Exercise -> Render every entry verbatim.

[Collected data entries]

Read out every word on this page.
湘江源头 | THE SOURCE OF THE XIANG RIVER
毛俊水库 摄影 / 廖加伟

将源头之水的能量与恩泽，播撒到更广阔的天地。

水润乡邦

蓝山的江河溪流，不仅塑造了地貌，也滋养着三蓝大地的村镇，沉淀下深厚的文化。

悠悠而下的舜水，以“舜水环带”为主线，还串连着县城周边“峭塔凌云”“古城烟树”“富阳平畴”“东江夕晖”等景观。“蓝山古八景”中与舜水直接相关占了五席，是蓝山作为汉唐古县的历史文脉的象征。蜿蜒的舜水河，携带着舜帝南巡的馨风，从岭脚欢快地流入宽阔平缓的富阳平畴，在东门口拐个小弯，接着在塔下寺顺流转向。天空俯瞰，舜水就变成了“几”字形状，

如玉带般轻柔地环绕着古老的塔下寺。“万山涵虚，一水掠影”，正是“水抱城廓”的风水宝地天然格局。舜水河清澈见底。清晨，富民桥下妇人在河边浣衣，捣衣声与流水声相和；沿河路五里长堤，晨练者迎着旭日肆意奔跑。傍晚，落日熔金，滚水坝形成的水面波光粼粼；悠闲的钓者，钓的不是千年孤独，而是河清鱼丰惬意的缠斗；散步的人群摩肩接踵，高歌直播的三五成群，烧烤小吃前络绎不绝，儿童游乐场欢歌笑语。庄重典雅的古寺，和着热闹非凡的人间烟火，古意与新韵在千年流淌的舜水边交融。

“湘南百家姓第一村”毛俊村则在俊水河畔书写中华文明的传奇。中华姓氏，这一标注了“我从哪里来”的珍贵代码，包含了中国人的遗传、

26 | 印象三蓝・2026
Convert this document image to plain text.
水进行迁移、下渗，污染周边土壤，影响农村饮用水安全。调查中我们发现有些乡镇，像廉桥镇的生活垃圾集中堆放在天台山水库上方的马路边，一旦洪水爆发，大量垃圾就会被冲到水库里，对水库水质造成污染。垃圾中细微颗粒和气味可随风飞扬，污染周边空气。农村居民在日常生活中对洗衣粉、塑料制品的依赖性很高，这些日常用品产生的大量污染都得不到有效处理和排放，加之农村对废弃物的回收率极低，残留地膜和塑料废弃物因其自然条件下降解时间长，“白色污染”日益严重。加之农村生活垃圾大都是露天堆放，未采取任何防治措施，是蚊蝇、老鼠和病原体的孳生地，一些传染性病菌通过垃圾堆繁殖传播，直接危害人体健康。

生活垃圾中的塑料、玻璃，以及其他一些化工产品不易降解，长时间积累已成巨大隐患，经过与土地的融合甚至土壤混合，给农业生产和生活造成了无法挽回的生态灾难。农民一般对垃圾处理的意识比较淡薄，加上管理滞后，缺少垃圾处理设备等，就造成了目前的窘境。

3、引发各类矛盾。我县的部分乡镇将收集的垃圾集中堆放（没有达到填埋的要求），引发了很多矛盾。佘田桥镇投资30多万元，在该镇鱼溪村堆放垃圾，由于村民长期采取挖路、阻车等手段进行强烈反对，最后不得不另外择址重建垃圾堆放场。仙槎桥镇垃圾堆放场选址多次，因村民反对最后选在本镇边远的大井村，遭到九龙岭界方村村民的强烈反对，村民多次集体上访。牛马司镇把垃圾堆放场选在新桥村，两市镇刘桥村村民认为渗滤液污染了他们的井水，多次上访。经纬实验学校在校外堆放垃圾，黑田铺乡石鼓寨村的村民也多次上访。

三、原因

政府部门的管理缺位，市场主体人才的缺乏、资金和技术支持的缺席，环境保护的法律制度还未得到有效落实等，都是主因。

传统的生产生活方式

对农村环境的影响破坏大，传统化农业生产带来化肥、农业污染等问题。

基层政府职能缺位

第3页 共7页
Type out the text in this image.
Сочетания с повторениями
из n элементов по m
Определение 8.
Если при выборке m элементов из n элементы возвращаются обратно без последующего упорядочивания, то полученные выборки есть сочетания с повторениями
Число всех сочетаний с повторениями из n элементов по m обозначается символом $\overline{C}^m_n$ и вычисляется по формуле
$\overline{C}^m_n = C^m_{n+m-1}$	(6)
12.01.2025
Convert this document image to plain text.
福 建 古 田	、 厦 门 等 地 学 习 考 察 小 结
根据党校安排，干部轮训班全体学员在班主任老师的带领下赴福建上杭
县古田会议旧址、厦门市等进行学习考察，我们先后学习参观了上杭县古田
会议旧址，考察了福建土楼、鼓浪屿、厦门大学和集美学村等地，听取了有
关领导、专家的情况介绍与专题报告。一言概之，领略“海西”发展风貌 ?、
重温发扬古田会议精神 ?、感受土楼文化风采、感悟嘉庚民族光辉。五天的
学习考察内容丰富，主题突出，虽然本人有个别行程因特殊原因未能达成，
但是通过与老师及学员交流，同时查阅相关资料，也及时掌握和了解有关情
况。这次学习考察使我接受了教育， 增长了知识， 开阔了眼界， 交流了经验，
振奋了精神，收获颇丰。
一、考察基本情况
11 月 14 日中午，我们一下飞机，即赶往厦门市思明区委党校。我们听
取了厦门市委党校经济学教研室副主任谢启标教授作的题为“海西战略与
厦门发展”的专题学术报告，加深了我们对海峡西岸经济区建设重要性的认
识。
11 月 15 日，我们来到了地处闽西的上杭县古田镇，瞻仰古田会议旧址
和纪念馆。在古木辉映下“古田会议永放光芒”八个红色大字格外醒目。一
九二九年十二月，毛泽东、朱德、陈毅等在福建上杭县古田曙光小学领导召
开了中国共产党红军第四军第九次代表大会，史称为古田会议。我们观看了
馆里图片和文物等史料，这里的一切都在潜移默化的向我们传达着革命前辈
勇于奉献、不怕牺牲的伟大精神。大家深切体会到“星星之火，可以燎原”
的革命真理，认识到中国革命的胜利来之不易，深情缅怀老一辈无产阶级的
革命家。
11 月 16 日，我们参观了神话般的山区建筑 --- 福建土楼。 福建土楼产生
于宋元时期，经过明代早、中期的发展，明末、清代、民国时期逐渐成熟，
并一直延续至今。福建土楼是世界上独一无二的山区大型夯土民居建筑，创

Full solution ->
Read out every word on this page.
湘江源头 | THE SOURCE OF THE XIANG RIVER
毛俊水库 摄影 / 廖加伟

将源头之水的能量与恩泽，播撒到更广阔的天地。

水润乡邦

蓝山的江河溪流，不仅塑造了地貌，也滋养着三蓝大地的村镇，沉淀下深厚的文化。

悠悠而下的舜水，以“舜水环带”为主线，还串连着县城周边“峭塔凌云”“古城烟树”“富阳平畴”“东江夕晖”等景观。“蓝山古八景”中与舜水直接相关占了五席，是蓝山作为汉唐古县的历史文脉的象征。蜿蜒的舜水河，携带着舜帝南巡的馨风，从岭脚欢快地流入宽阔平缓的富阳平畴，在东门口拐个小弯，接着在塔下寺顺流转向。天空俯瞰，舜水就变成了“几”字形状，

如玉带般轻柔地环绕着古老的塔下寺。“万山涵虚，一水掠影”，正是“水抱城廓”的风水宝地天然格局。舜水河清澈见底。清晨，富民桥下妇人在河边浣衣，捣衣声与流水声相和；沿河路五里长堤，晨练者迎着旭日肆意奔跑。傍晚，落日熔金，滚水坝形成的水面波光粼粼；悠闲的钓者，钓的不是千年孤独，而是河清鱼丰惬意的缠斗；散步的人群摩肩接踵，高歌直播的三五成群，烧烤小吃前络绎不绝，儿童游乐场欢歌笑语。庄重典雅的古寺，和着热闹非凡的人间烟火，古意与新韵在千年流淌的舜水边交融。

“湘南百家姓第一村”毛俊村则在俊水河畔书写中华文明的传奇。中华姓氏，这一标注了“我从哪里来”的珍贵代码，包含了中国人的遗传、

26 | 印象三蓝・2026
Convert this document image to plain text.
水进行迁移、下渗，污染周边土壤，影响农村饮用水安全。调查中我们发现有些乡镇，像廉桥镇的生活垃圾集中堆放在天台山水库上方的马路边，一旦洪水爆发，大量垃圾就会被冲到水库里，对水库水质造成污染。垃圾中细微颗粒和气味可随风飞扬，污染周边空气。农村居民在日常生活中对洗衣粉、塑料制品的依赖性很高，这些日常用品产生的大量污染都得不到有效处理和排放，加之农村对废弃物的回收率极低，残留地膜和塑料废弃物因其自然条件下降解时间长，“白色污染”日益严重。加之农村生活垃圾大都是露天堆放，未采取任何防治措施，是蚊蝇、老鼠和病原体的孳生地，一些传染性病菌通过垃圾堆繁殖传播，直接危害人体健康。

生活垃圾中的塑料、玻璃，以及其他一些化工产品不易降解，长时间积累已成巨大隐患，经过与土地的融合甚至土壤混合，给农业生产和生活造成了无法挽回的生态灾难。农民一般对垃圾处理的意识比较淡薄，加上管理滞后，缺少垃圾处理设备等，就造成了目前的窘境。

3、引发各类矛盾。我县的部分乡镇将收集的垃圾集中堆放（没有达到填埋的要求），引发了很多矛盾。佘田桥镇投资30多万元，在该镇鱼溪村堆放垃圾，由于村民长期采取挖路、阻车等手段进行强烈反对，最后不得不另外择址重建垃圾堆放场。仙槎桥镇垃圾堆放场选址多次，因村民反对最后选在本镇边远的大井村，遭到九龙岭界方村村民的强烈反对，村民多次集体上访。牛马司镇把垃圾堆放场选在新桥村，两市镇刘桥村村民认为渗滤液污染了他们的井水，多次上访。经纬实验学校在校外堆放垃圾，黑田铺乡石鼓寨村的村民也多次上访。

三、原因

政府部门的管理缺位，市场主体人才的缺乏、资金和技术支持的缺席，环境保护的法律制度还未得到有效落实等，都是主因。

传统的生产生活方式

对农村环境的影响破坏大，传统化农业生产带来化肥、农业污染等问题。

基层政府职能缺位

第3页 共7页
Type out the text in this image.
Сочетания с повторениями
из n элементов по m
Определение 8.
Если при выборке m элементов из n элементы возвращаются обратно без последующего упорядочивания, то полученные выборки есть сочетания с повторениями
Число всех сочетаний с повторениями из n элементов по m обозначается символом $\overline{C}^m_n$ и вычисляется по формуле
$\overline{C}^m_n = C^m_{n+m-1}$	(6)
12.01.2025
Convert this document image to plain text.
福 建 古 田	、 厦 门 等 地 学 习 考 察 小 结
根据党校安排，干部轮训班全体学员在班主任老师的带领下赴福建上杭
县古田会议旧址、厦门市等进行学习考察，我们先后学习参观了上杭县古田
会议旧址，考察了福建土楼、鼓浪屿、厦门大学和集美学村等地，听取了有
关领导、专家的情况介绍与专题报告。一言概之，领略“海西”发展风貌 ?、
重温发扬古田会议精神 ?、感受土楼文化风采、感悟嘉庚民族光辉。五天的
学习考察内容丰富，主题突出，虽然本人有个别行程因特殊原因未能达成，
但是通过与老师及学员交流，同时查阅相关资料，也及时掌握和了解有关情
况。这次学习考察使我接受了教育， 增长了知识， 开阔了眼界， 交流了经验，
振奋了精神，收获颇丰。
一、考察基本情况
11 月 14 日中午，我们一下飞机，即赶往厦门市思明区委党校。我们听
取了厦门市委党校经济学教研室副主任谢启标教授作的题为“海西战略与
厦门发展”的专题学术报告，加深了我们对海峡西岸经济区建设重要性的认
识。
11 月 15 日，我们来到了地处闽西的上杭县古田镇，瞻仰古田会议旧址
和纪念馆。在古木辉映下“古田会议永放光芒”八个红色大字格外醒目。一
九二九年十二月，毛泽东、朱德、陈毅等在福建上杭县古田曙光小学领导召
开了中国共产党红军第四军第九次代表大会，史称为古田会议。我们观看了
馆里图片和文物等史料，这里的一切都在潜移默化的向我们传达着革命前辈
勇于奉献、不怕牺牲的伟大精神。大家深切体会到“星星之火，可以燎原”
的革命真理，认识到中国革命的胜利来之不易，深情缅怀老一辈无产阶级的
革命家。
11 月 16 日，我们参观了神话般的山区建筑 --- 福建土楼。 福建土楼产生
于宋元时期，经过明代早、中期的发展，明末、清代、民国时期逐渐成熟，
并一直延续至今。福建土楼是世界上独一无二的山区大型夯土民居建筑，创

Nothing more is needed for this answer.